Using the records below, give the number of lines where the word "JSON" appears, with no further output.

::: Records for this task

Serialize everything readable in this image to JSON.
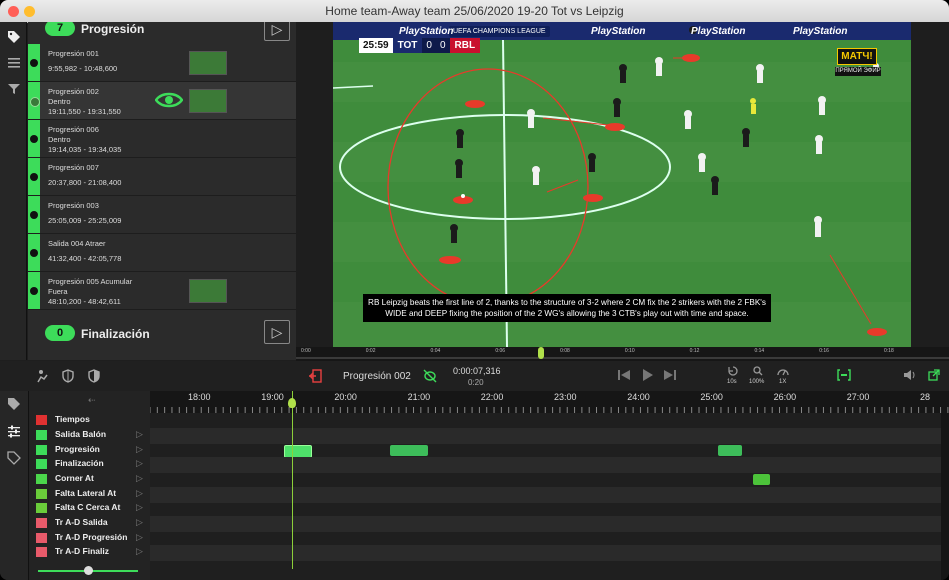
{
  "window": {
    "title": "Home team-Away team 25/06/2020 19-20 Tot vs Leipzig"
  },
  "sidebar_icons": [
    "tag-icon",
    "list-icon",
    "filter-icon"
  ],
  "categories": [
    {
      "count": "7",
      "name": "Progresión"
    },
    {
      "count": "0",
      "name": "Finalización"
    }
  ],
  "events": [
    {
      "title": "Progresión 001",
      "line2": "",
      "time": "9:55,982 - 10:48,600",
      "thumb": true,
      "selected": false
    },
    {
      "title": "Progresión 002",
      "line2": "Dentro",
      "time": "19:11,550 - 19:31,550",
      "thumb": true,
      "selected": true
    },
    {
      "title": "Progresión 006",
      "line2": "Dentro",
      "time": "19:14,035 - 19:34,035",
      "thumb": false,
      "selected": false
    },
    {
      "title": "Progresión 007",
      "line2": "",
      "time": "20:37,800 - 21:08,400",
      "thumb": false,
      "selected": false
    },
    {
      "title": "Progresión 003",
      "line2": "",
      "time": "25:05,009 - 25:25,009",
      "thumb": false,
      "selected": false
    },
    {
      "title": "Salida  004 Atraer",
      "line2": "",
      "time": "41:32,400 - 42:05,778",
      "thumb": false,
      "selected": false
    },
    {
      "title": "Progresión 005 Acumular",
      "line2": "Fuera",
      "time": "48:10,200 - 48:42,611",
      "thumb": true,
      "selected": false
    }
  ],
  "video": {
    "scorebug": {
      "clock": "25:59",
      "home": "TOT",
      "home_score": "0",
      "away_score": "0",
      "away": "RBL"
    },
    "competition": "UEFA CHAMPIONS LEAGUE",
    "sponsor": "PlayStation",
    "channel": "МАТЧ!",
    "channel_sub": "ПРЯМОЙ ЭФИР",
    "caption": "RB Leipzig beats the first  line of  2, thanks to the structure of  3-2 where 2 CM fix the 2 strikers with the 2 FBK's  WIDE and DEEP fixing the  position of the 2  WG's allowing the 3 CTB's  play out with time and  space."
  },
  "scrubber": {
    "ticks": [
      "0:00",
      "0:02",
      "0:04",
      "0:06",
      "0:08",
      "0:10",
      "0:12",
      "0:14",
      "0:16",
      "0:18"
    ],
    "position": 0.37
  },
  "transport": {
    "clip_name": "Progresión 002",
    "time": "0:00:07,316",
    "duration": "0:20",
    "skip_label": "10s",
    "zoom_label": "100%",
    "speed_label": "1X"
  },
  "timeline": {
    "ruler": [
      "18:00",
      "19:00",
      "20:00",
      "21:00",
      "22:00",
      "23:00",
      "24:00",
      "25:00",
      "26:00",
      "27:00",
      "28"
    ],
    "rows": [
      {
        "name": "Tiempos",
        "color": "#e03131"
      },
      {
        "name": "Salida Balón",
        "color": "#3ddc5a"
      },
      {
        "name": "Progresión",
        "color": "#3ddc5a"
      },
      {
        "name": "Finalización",
        "color": "#3ddc5a"
      },
      {
        "name": "Corner At",
        "color": "#3ddc5a"
      },
      {
        "name": "Falta Lateral At",
        "color": "#3ddc5a"
      },
      {
        "name": "Falta C Cerca At",
        "color": "#3ddc5a"
      },
      {
        "name": "Tr A-D Salida",
        "color": "#e85a6a"
      },
      {
        "name": "Tr A-D Progresión",
        "color": "#e85a6a"
      },
      {
        "name": "Tr A-D Finaliz",
        "color": "#e85a6a"
      }
    ]
  }
}
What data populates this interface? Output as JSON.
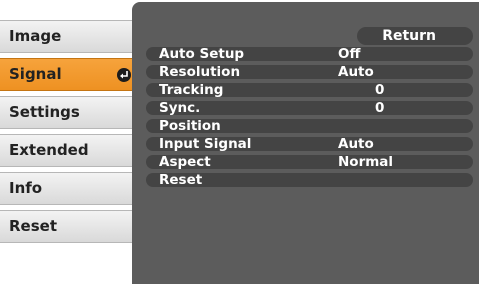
{
  "menu": {
    "items": [
      {
        "label": "Image",
        "selected": false
      },
      {
        "label": "Signal",
        "selected": true
      },
      {
        "label": "Settings",
        "selected": false
      },
      {
        "label": "Extended",
        "selected": false
      },
      {
        "label": "Info",
        "selected": false
      },
      {
        "label": "Reset",
        "selected": false
      }
    ],
    "selected_icon": "enter-icon"
  },
  "panel": {
    "return_label": "Return",
    "rows": [
      {
        "label": "Auto Setup",
        "value": "Off"
      },
      {
        "label": "Resolution",
        "value": "Auto"
      },
      {
        "label": "Tracking",
        "value": "0"
      },
      {
        "label": "Sync.",
        "value": "0"
      },
      {
        "label": "Position",
        "value": ""
      },
      {
        "label": "Input Signal",
        "value": "Auto"
      },
      {
        "label": "Aspect",
        "value": "Normal"
      },
      {
        "label": "Reset",
        "value": ""
      }
    ]
  },
  "colors": {
    "menu_selected": "#f29a2e",
    "menu_default": "#e6e6e6",
    "panel_bg": "#5c5c5c",
    "row_bg": "#444444",
    "text_light": "#ffffff"
  }
}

::::::

**Output for this exercise**
2